## JOB
Leave out the pictures and return every entry exactly as it appears.

## DATA LINES
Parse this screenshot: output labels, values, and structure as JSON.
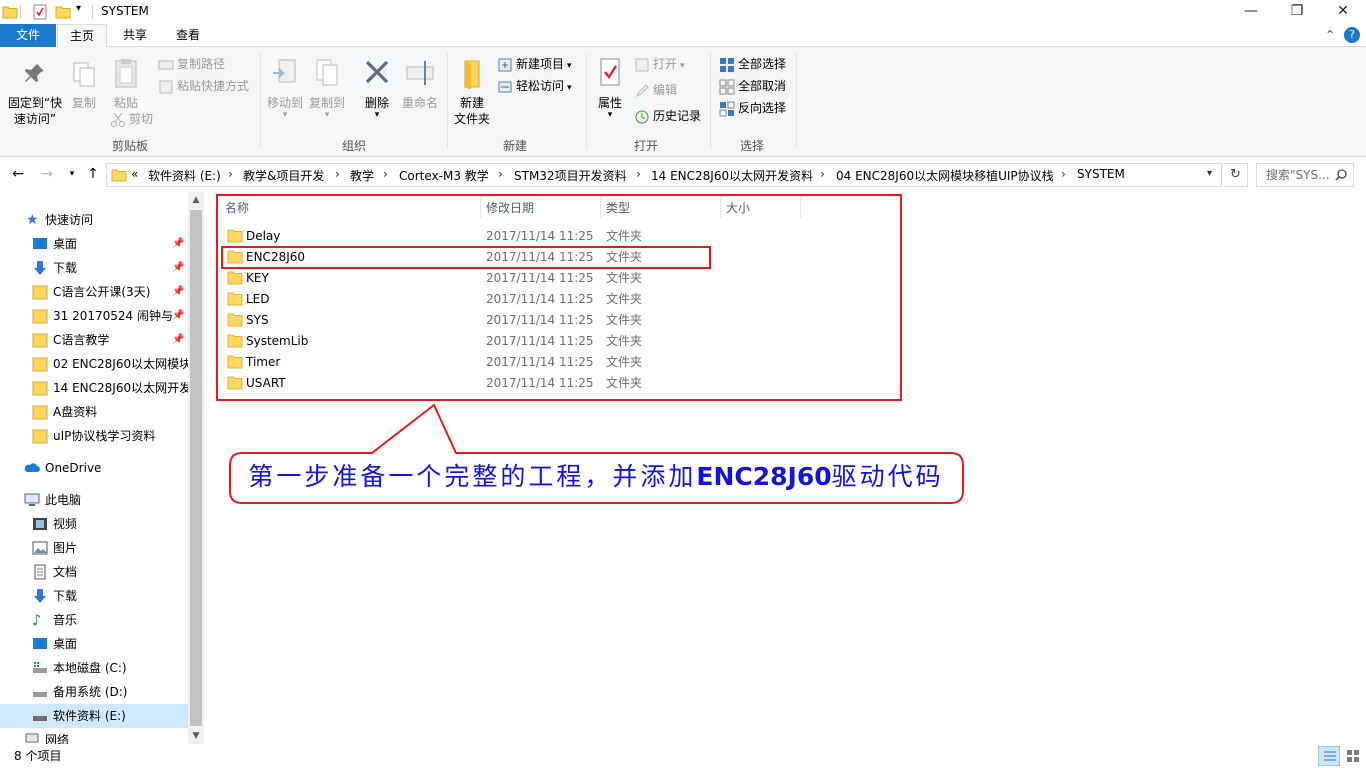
{
  "window": {
    "title": "SYSTEM",
    "minimize": "—",
    "restore": "❐",
    "close": "✕"
  },
  "tabs": {
    "file": "文件",
    "home": "主页",
    "share": "共享",
    "view": "查看",
    "expand": "⌃",
    "help": "?"
  },
  "ribbon": {
    "clipboard": {
      "label": "剪贴板",
      "pin_line1": "固定到“快",
      "pin_line2": "速访问”",
      "copy": "复制",
      "paste": "粘贴",
      "copy_path": "复制路径",
      "paste_shortcut": "粘贴快捷方式",
      "cut": "剪切"
    },
    "organize": {
      "label": "组织",
      "move_to": "移动到",
      "copy_to": "复制到",
      "delete": "删除",
      "rename": "重命名"
    },
    "new": {
      "label": "新建",
      "new_folder_line1": "新建",
      "new_folder_line2": "文件夹",
      "new_item": "新建项目",
      "easy_access": "轻松访问"
    },
    "open": {
      "label": "打开",
      "properties": "属性",
      "open": "打开",
      "edit": "编辑",
      "history": "历史记录"
    },
    "select": {
      "label": "选择",
      "select_all": "全部选择",
      "select_none": "全部取消",
      "invert": "反向选择"
    }
  },
  "address": {
    "overflow": "«",
    "segments": [
      "软件资料 (E:)",
      "教学&项目开发",
      "教学",
      "Cortex-M3 教学",
      "STM32项目开发资料",
      "14 ENC28J60以太网开发资料",
      "04 ENC28J60以太网模块移植UIP协议栈",
      "SYSTEM"
    ],
    "search_placeholder": "搜索\"SYS..."
  },
  "nav": {
    "quick_access": "快速访问",
    "items": [
      {
        "label": "桌面",
        "pinned": true
      },
      {
        "label": "下载",
        "pinned": true
      },
      {
        "label": "C语言公开课(3天)",
        "pinned": true
      },
      {
        "label": "31 20170524 闹钟与",
        "pinned": true
      },
      {
        "label": "C语言教学",
        "pinned": true
      },
      {
        "label": "02 ENC28J60以太网模块",
        "pinned": false
      },
      {
        "label": "14 ENC28J60以太网开发",
        "pinned": false
      },
      {
        "label": "A盘资料",
        "pinned": false
      },
      {
        "label": "uIP协议栈学习资料",
        "pinned": false
      }
    ],
    "onedrive": "OneDrive",
    "this_pc": "此电脑",
    "pc_items": [
      "视频",
      "图片",
      "文档",
      "下载",
      "音乐",
      "桌面"
    ],
    "drives": [
      "本地磁盘 (C:)",
      "备用系统 (D:)",
      "软件资料 (E:)",
      "网络"
    ]
  },
  "columns": {
    "name": "名称",
    "date": "修改日期",
    "type": "类型",
    "size": "大小"
  },
  "files": [
    {
      "name": "Delay",
      "date": "2017/11/14 11:25",
      "type": "文件夹"
    },
    {
      "name": "ENC28J60",
      "date": "2017/11/14 11:25",
      "type": "文件夹"
    },
    {
      "name": "KEY",
      "date": "2017/11/14 11:25",
      "type": "文件夹"
    },
    {
      "name": "LED",
      "date": "2017/11/14 11:25",
      "type": "文件夹"
    },
    {
      "name": "SYS",
      "date": "2017/11/14 11:25",
      "type": "文件夹"
    },
    {
      "name": "SystemLib",
      "date": "2017/11/14 11:25",
      "type": "文件夹"
    },
    {
      "name": "Timer",
      "date": "2017/11/14 11:25",
      "type": "文件夹"
    },
    {
      "name": "USART",
      "date": "2017/11/14 11:25",
      "type": "文件夹"
    }
  ],
  "annotation": {
    "part1": "第一步准备一个完整的工程，并添加",
    "part2": "ENC28J60",
    "part3": "驱动代码"
  },
  "status": {
    "item_count": "8 个项目"
  },
  "colors": {
    "accent": "#1979ca",
    "folder": "#ffd75e",
    "annotation_red": "#e21d1d",
    "annotation_blue": "#1414d4",
    "selected": "#cde8ff"
  }
}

## ANSWER IN FULL
Parse this screenshot: output labels, values, and structure as JSON.
{
  "window": {
    "title": "SYSTEM",
    "minimize": "—",
    "restore": "❐",
    "close": "✕"
  },
  "tabs": {
    "file": "文件",
    "home": "主页",
    "share": "共享",
    "view": "查看",
    "expand": "⌃",
    "help": "?"
  },
  "ribbon": {
    "clipboard": {
      "label": "剪贴板",
      "pin_line1": "固定到“快",
      "pin_line2": "速访问”",
      "copy": "复制",
      "paste": "粘贴",
      "copy_path": "复制路径",
      "paste_shortcut": "粘贴快捷方式",
      "cut": "剪切"
    },
    "organize": {
      "label": "组织",
      "move_to": "移动到",
      "copy_to": "复制到",
      "delete": "删除",
      "rename": "重命名"
    },
    "new": {
      "label": "新建",
      "new_folder_line1": "新建",
      "new_folder_line2": "文件夹",
      "new_item": "新建项目",
      "easy_access": "轻松访问"
    },
    "open": {
      "label": "打开",
      "properties": "属性",
      "open": "打开",
      "edit": "编辑",
      "history": "历史记录"
    },
    "select": {
      "label": "选择",
      "select_all": "全部选择",
      "select_none": "全部取消",
      "invert": "反向选择"
    }
  },
  "address": {
    "overflow": "«",
    "segments": [
      "软件资料 (E:)",
      "教学&项目开发",
      "教学",
      "Cortex-M3 教学",
      "STM32项目开发资料",
      "14 ENC28J60以太网开发资料",
      "04 ENC28J60以太网模块移植UIP协议栈",
      "SYSTEM"
    ],
    "search_placeholder": "搜索\"SYS..."
  },
  "nav": {
    "quick_access": "快速访问",
    "items": [
      {
        "label": "桌面",
        "pinned": true
      },
      {
        "label": "下载",
        "pinned": true
      },
      {
        "label": "C语言公开课(3天)",
        "pinned": true
      },
      {
        "label": "31 20170524 闹钟与",
        "pinned": true
      },
      {
        "label": "C语言教学",
        "pinned": true
      },
      {
        "label": "02 ENC28J60以太网模块",
        "pinned": false
      },
      {
        "label": "14 ENC28J60以太网开发",
        "pinned": false
      },
      {
        "label": "A盘资料",
        "pinned": false
      },
      {
        "label": "uIP协议栈学习资料",
        "pinned": false
      }
    ],
    "onedrive": "OneDrive",
    "this_pc": "此电脑",
    "pc_items": [
      "视频",
      "图片",
      "文档",
      "下载",
      "音乐",
      "桌面"
    ],
    "drives": [
      "本地磁盘 (C:)",
      "备用系统 (D:)",
      "软件资料 (E:)",
      "网络"
    ]
  },
  "columns": {
    "name": "名称",
    "date": "修改日期",
    "type": "类型",
    "size": "大小"
  },
  "files": [
    {
      "name": "Delay",
      "date": "2017/11/14 11:25",
      "type": "文件夹"
    },
    {
      "name": "ENC28J60",
      "date": "2017/11/14 11:25",
      "type": "文件夹"
    },
    {
      "name": "KEY",
      "date": "2017/11/14 11:25",
      "type": "文件夹"
    },
    {
      "name": "LED",
      "date": "2017/11/14 11:25",
      "type": "文件夹"
    },
    {
      "name": "SYS",
      "date": "2017/11/14 11:25",
      "type": "文件夹"
    },
    {
      "name": "SystemLib",
      "date": "2017/11/14 11:25",
      "type": "文件夹"
    },
    {
      "name": "Timer",
      "date": "2017/11/14 11:25",
      "type": "文件夹"
    },
    {
      "name": "USART",
      "date": "2017/11/14 11:25",
      "type": "文件夹"
    }
  ],
  "annotation": {
    "part1": "第一步准备一个完整的工程，并添加",
    "part2": "ENC28J60",
    "part3": "驱动代码"
  },
  "status": {
    "item_count": "8 个项目"
  },
  "colors": {
    "accent": "#1979ca",
    "folder": "#ffd75e",
    "annotation_red": "#e21d1d",
    "annotation_blue": "#1414d4",
    "selected": "#cde8ff"
  }
}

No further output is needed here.